PROVIDED RECORDS:
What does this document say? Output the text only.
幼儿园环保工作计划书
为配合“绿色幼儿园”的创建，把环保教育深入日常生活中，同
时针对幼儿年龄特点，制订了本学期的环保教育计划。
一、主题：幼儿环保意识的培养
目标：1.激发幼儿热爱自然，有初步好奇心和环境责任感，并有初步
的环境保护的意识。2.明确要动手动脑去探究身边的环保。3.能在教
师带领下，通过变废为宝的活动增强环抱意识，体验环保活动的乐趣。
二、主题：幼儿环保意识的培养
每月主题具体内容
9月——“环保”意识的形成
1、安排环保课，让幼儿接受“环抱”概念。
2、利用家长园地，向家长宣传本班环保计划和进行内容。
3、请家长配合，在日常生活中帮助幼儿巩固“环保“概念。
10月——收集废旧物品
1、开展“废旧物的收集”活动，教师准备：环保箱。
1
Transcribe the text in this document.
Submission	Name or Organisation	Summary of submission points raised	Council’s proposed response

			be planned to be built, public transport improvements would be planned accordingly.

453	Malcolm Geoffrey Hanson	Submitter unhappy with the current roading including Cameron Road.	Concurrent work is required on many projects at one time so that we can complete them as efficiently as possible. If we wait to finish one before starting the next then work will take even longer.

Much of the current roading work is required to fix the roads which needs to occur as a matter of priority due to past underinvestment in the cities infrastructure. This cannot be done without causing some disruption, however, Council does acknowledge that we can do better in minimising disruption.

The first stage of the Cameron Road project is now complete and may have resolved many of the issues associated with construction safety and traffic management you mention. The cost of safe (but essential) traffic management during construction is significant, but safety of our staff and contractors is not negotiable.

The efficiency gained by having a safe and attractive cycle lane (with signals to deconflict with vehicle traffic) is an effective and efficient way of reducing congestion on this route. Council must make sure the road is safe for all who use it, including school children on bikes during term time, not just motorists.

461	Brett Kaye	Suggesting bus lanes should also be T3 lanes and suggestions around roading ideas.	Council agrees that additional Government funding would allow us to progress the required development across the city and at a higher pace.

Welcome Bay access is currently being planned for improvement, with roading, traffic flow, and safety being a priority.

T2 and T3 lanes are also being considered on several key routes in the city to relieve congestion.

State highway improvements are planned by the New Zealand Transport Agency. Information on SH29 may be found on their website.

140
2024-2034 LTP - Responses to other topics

TASK TO CARRY OUT:
Your task is to collect every line above that contains the word "also".

ANSWER:
461	Brett Kaye	Suggesting bus lanes should also be T3 lanes and suggestions around roading ideas.	Council agrees that additional Government funding would allow us to progress the required development across the city and at a higher pace.
T2 and T3 lanes are also being considered on several key routes in the city to relieve congestion.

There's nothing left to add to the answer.